[EXERCISE OBJECTIVE] Locate the string "share" throughout the material and copy every line in which it occurs.
==== SUPPLIED MATERIAL ====
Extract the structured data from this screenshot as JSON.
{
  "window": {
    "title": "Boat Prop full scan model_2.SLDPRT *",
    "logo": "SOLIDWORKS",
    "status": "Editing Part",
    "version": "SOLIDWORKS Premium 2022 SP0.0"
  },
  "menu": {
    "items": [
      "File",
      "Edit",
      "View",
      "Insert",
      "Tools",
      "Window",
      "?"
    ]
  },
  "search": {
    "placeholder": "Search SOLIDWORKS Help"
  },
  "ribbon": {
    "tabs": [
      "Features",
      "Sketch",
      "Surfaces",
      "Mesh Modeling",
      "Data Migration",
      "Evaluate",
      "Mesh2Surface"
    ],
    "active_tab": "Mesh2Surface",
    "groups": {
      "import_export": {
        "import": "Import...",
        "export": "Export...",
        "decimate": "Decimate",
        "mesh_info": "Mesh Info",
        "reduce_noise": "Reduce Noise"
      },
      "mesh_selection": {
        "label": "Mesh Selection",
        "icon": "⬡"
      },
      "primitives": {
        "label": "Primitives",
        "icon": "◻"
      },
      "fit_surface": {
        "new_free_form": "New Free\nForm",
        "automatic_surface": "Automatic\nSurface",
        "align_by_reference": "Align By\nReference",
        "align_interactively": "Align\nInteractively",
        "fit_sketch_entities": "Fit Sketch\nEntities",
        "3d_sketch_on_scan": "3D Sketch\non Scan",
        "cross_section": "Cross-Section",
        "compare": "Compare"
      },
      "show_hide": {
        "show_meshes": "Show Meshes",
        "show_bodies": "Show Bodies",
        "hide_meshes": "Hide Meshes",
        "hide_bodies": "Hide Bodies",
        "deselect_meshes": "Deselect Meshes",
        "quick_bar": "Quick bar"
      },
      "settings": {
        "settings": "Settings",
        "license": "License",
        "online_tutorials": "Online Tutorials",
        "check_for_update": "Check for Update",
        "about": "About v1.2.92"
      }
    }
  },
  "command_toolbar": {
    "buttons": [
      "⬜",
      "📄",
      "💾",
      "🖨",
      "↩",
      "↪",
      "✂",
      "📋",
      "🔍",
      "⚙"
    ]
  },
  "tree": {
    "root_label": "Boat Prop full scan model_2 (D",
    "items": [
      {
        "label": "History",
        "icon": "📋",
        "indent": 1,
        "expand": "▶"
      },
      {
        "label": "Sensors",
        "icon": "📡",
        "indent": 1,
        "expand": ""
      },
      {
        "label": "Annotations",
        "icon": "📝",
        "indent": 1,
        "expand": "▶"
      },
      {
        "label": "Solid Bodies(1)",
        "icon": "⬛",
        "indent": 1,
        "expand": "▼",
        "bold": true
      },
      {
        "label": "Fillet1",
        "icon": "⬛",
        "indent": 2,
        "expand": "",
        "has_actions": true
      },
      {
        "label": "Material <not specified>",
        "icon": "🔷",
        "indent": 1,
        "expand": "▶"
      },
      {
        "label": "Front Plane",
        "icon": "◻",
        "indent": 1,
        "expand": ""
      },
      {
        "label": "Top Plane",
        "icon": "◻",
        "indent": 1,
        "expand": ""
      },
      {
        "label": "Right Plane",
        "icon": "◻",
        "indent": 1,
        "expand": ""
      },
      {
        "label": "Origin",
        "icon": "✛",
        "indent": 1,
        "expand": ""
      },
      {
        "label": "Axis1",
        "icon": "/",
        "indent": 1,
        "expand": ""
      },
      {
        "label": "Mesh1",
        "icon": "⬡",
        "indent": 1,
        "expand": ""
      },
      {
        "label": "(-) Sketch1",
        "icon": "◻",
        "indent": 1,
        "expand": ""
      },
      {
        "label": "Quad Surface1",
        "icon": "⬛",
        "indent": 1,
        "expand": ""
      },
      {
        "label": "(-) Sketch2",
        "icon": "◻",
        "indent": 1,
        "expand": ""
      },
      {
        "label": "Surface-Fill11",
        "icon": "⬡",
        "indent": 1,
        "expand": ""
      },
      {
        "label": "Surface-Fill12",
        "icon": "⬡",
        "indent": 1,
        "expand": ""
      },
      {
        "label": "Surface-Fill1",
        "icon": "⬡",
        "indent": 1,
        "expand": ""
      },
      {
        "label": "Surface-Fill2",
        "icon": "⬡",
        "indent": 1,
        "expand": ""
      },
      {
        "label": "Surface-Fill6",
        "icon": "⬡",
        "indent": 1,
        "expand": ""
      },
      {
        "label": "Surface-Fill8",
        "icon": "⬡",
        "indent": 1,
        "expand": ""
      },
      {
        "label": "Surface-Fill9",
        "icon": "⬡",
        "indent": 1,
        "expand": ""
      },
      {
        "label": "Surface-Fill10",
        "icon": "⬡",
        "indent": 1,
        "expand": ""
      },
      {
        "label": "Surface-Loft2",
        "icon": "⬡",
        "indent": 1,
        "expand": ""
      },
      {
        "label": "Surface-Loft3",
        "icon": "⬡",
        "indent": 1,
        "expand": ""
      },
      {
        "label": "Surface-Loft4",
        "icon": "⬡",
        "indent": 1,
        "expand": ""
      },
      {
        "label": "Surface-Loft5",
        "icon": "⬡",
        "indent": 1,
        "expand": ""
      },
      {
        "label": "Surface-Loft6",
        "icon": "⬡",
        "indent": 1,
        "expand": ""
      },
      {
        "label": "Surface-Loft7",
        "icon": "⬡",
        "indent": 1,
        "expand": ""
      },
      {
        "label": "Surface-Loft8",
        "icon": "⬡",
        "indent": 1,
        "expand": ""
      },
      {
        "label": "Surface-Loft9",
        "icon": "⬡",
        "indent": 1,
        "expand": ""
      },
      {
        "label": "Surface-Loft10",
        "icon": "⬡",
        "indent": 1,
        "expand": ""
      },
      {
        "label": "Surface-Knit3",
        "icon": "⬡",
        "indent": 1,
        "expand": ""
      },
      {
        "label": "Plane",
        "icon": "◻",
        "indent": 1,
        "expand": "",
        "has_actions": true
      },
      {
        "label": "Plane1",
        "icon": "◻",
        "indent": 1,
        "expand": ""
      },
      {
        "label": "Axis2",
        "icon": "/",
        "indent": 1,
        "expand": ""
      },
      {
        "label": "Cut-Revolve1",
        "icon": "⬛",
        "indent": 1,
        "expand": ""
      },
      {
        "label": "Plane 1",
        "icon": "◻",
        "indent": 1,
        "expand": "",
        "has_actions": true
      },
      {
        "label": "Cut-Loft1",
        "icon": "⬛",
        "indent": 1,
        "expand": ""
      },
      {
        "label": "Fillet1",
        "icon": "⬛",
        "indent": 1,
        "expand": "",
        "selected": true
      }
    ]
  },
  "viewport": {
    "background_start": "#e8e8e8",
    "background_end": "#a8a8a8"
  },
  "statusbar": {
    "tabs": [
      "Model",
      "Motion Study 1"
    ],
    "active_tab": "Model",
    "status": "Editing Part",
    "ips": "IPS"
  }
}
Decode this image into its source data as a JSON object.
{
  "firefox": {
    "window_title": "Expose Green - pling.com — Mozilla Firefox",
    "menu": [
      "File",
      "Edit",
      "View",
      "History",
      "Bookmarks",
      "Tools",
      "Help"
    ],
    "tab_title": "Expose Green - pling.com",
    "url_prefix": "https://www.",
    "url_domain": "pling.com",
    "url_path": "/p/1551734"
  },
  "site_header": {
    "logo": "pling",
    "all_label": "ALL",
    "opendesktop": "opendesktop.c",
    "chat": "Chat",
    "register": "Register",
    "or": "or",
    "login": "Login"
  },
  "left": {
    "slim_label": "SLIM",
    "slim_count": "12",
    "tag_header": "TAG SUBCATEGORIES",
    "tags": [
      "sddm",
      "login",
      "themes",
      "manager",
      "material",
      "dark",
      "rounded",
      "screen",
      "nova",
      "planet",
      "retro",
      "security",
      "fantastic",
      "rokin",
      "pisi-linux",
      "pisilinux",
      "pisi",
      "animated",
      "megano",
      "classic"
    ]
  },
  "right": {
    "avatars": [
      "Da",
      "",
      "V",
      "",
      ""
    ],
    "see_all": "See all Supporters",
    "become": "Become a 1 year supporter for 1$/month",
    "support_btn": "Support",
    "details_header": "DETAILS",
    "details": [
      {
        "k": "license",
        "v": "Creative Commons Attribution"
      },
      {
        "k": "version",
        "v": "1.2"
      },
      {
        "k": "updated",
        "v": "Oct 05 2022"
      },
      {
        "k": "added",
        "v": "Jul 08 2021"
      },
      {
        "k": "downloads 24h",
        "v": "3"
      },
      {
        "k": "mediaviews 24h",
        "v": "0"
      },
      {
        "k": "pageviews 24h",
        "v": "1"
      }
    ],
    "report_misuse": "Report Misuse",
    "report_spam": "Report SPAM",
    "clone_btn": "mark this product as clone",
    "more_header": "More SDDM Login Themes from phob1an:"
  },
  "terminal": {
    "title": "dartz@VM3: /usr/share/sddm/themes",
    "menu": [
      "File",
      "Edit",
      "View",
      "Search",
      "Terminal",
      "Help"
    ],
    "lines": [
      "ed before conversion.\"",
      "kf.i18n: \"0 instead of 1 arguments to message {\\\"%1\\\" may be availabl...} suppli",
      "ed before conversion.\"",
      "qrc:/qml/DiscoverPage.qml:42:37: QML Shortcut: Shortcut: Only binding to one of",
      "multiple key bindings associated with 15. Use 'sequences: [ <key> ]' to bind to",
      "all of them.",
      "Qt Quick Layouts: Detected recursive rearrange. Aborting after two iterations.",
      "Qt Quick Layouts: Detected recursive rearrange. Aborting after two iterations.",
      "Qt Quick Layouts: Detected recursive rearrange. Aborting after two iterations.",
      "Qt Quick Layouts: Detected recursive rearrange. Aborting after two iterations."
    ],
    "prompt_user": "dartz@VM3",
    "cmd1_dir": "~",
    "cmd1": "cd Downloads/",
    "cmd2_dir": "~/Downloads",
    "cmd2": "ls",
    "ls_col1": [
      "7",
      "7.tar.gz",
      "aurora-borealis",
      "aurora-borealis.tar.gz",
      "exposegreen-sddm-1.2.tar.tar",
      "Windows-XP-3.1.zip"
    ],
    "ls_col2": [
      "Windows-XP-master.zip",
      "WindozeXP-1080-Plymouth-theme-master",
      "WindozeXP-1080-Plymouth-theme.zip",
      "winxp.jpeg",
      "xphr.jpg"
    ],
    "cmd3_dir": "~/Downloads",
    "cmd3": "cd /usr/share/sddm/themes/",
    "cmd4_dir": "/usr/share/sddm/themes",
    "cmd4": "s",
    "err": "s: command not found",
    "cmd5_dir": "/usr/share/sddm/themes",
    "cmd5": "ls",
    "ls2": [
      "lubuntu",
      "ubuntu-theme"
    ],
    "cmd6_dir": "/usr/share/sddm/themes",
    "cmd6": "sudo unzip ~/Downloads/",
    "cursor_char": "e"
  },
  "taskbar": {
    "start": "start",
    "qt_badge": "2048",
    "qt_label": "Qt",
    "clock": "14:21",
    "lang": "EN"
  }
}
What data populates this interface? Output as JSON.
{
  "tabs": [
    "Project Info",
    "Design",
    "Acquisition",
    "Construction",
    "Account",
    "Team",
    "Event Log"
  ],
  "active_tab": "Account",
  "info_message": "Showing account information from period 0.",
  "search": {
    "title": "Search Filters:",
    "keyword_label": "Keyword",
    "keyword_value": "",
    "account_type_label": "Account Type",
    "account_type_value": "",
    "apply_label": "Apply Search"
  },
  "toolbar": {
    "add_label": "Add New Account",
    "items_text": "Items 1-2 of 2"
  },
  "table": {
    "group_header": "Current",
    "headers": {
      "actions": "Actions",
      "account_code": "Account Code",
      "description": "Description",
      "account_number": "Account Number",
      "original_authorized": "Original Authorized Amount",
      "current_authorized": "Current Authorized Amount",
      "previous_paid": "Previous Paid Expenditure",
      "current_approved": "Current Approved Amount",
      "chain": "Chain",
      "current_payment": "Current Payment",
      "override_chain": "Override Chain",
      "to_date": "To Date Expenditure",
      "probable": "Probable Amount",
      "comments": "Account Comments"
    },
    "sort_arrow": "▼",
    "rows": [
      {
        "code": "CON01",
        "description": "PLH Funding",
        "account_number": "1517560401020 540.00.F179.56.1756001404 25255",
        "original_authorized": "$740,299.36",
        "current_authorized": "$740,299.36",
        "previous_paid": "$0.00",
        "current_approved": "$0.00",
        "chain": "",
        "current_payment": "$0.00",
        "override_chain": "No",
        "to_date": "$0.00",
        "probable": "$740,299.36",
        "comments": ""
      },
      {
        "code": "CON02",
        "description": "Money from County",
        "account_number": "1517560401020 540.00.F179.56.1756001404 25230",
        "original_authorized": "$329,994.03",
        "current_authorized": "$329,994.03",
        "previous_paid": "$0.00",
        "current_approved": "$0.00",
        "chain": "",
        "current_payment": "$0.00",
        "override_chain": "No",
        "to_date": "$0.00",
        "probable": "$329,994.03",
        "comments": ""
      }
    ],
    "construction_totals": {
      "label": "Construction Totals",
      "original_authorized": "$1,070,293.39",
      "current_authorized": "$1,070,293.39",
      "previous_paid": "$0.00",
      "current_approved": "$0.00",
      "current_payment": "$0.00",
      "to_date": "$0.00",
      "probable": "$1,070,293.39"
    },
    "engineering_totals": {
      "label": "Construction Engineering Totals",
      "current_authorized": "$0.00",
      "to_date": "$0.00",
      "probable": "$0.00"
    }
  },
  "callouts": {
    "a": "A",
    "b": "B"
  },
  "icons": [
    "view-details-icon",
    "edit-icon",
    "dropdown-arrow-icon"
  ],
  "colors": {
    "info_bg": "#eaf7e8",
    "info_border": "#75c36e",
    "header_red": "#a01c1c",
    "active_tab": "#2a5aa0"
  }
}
====
[TASK ANSWER]
    "title": "dartz@VM3: /usr/share/sddm/themes",
    "cmd3": "cd /usr/share/sddm/themes/",
    "cmd4_dir": "/usr/share/sddm/themes",
    "cmd5_dir": "/usr/share/sddm/themes",
    "cmd6_dir": "/usr/share/sddm/themes",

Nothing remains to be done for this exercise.